WORK TO DO ▸ Write the data out again exactly, with no pictures.

(Dataset records)
+ + + + +
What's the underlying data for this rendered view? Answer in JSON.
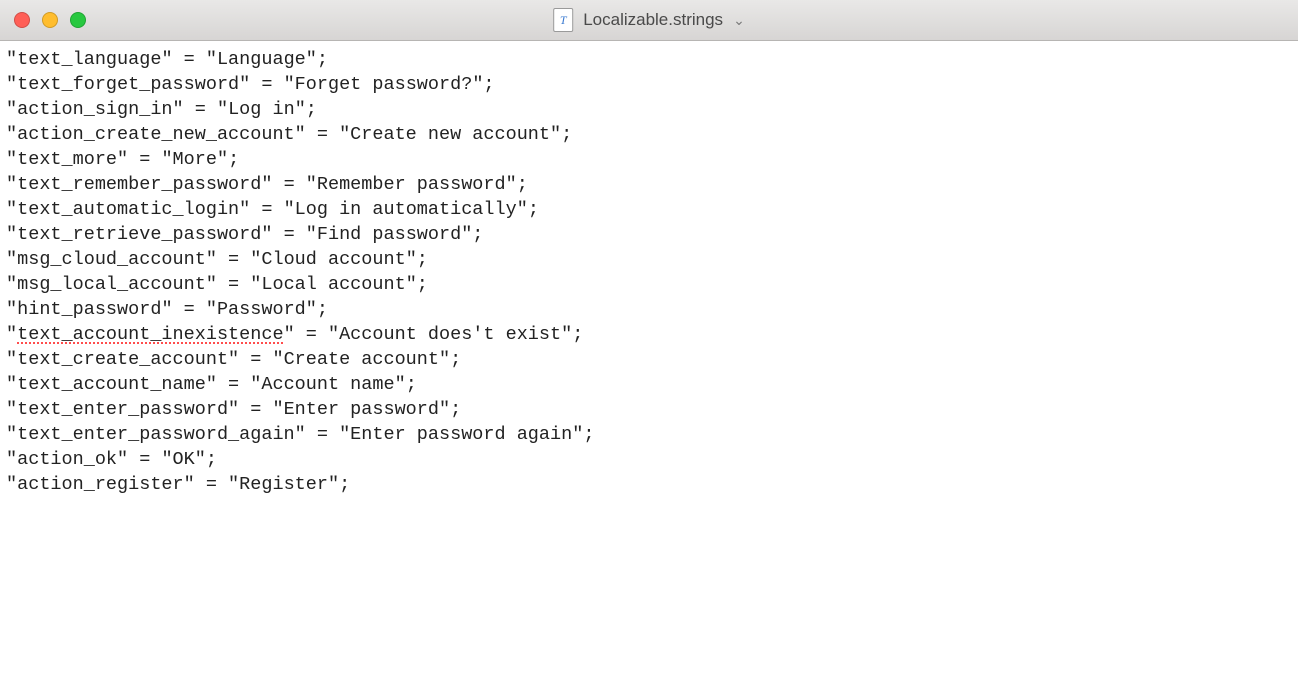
{
  "window": {
    "title": "Localizable.strings"
  },
  "lines": [
    {
      "key": "text_language",
      "value": "Language",
      "spellerr": false
    },
    {
      "key": "text_forget_password",
      "value": "Forget password?",
      "spellerr": false
    },
    {
      "key": "action_sign_in",
      "value": "Log in",
      "spellerr": false
    },
    {
      "key": "action_create_new_account",
      "value": "Create new account",
      "spellerr": false
    },
    {
      "key": "text_more",
      "value": "More",
      "spellerr": false
    },
    {
      "key": "text_remember_password",
      "value": "Remember password",
      "spellerr": false
    },
    {
      "key": "text_automatic_login",
      "value": "Log in automatically",
      "spellerr": false
    },
    {
      "key": "text_retrieve_password",
      "value": "Find password",
      "spellerr": false
    },
    {
      "key": "msg_cloud_account",
      "value": "Cloud account",
      "spellerr": false
    },
    {
      "key": "msg_local_account",
      "value": "Local account",
      "spellerr": false
    },
    {
      "key": "hint_password",
      "value": "Password",
      "spellerr": false
    },
    {
      "key": "text_account_inexistence",
      "value": "Account does't exist",
      "spellerr": true
    },
    {
      "key": "text_create_account",
      "value": "Create account",
      "spellerr": false
    },
    {
      "key": "text_account_name",
      "value": "Account name",
      "spellerr": false
    },
    {
      "key": "text_enter_password",
      "value": "Enter password",
      "spellerr": false
    },
    {
      "key": "text_enter_password_again",
      "value": "Enter password again",
      "spellerr": false
    },
    {
      "key": "action_ok",
      "value": "OK",
      "spellerr": false
    },
    {
      "key": "action_register",
      "value": "Register",
      "spellerr": false
    }
  ]
}
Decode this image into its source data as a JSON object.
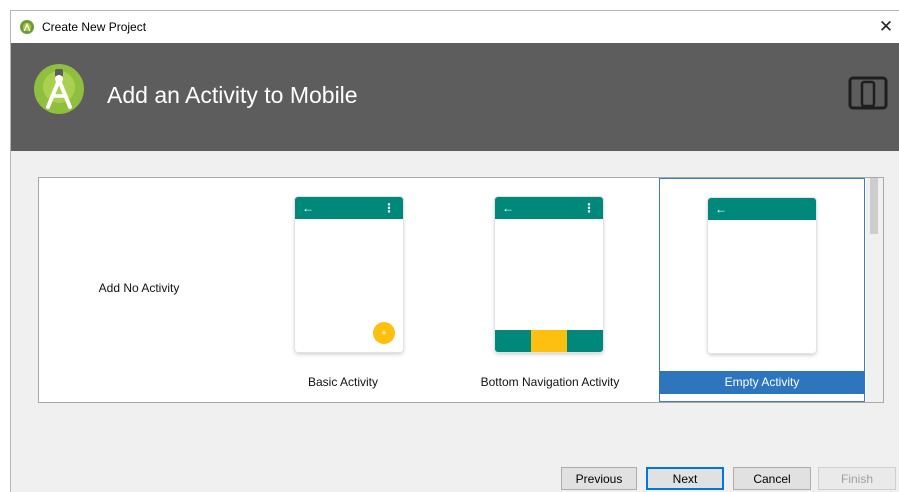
+ + + + +
ANSWER TO THE TASK ▸
What's the underlying data for this rendered view? Answer in JSON.
{
  "window": {
    "title": "Localizable.strings"
  },
  "lines": [
    {
      "key": "text_language",
      "value": "Language",
      "spellerr": false
    },
    {
      "key": "text_forget_password",
      "value": "Forget password?",
      "spellerr": false
    },
    {
      "key": "action_sign_in",
      "value": "Log in",
      "spellerr": false
    },
    {
      "key": "action_create_new_account",
      "value": "Create new account",
      "spellerr": false
    },
    {
      "key": "text_more",
      "value": "More",
      "spellerr": false
    },
    {
      "key": "text_remember_password",
      "value": "Remember password",
      "spellerr": false
    },
    {
      "key": "text_automatic_login",
      "value": "Log in automatically",
      "spellerr": false
    },
    {
      "key": "text_retrieve_password",
      "value": "Find password",
      "spellerr": false
    },
    {
      "key": "msg_cloud_account",
      "value": "Cloud account",
      "spellerr": false
    },
    {
      "key": "msg_local_account",
      "value": "Local account",
      "spellerr": false
    },
    {
      "key": "hint_password",
      "value": "Password",
      "spellerr": false
    },
    {
      "key": "text_account_inexistence",
      "value": "Account does't exist",
      "spellerr": true
    },
    {
      "key": "text_create_account",
      "value": "Create account",
      "spellerr": false
    },
    {
      "key": "text_account_name",
      "value": "Account name",
      "spellerr": false
    },
    {
      "key": "text_enter_password",
      "value": "Enter password",
      "spellerr": false
    },
    {
      "key": "text_enter_password_again",
      "value": "Enter password again",
      "spellerr": false
    },
    {
      "key": "action_ok",
      "value": "OK",
      "spellerr": false
    },
    {
      "key": "action_register",
      "value": "Register",
      "spellerr": false
    }
  ]
}
Decode this image into its source data as a JSON object.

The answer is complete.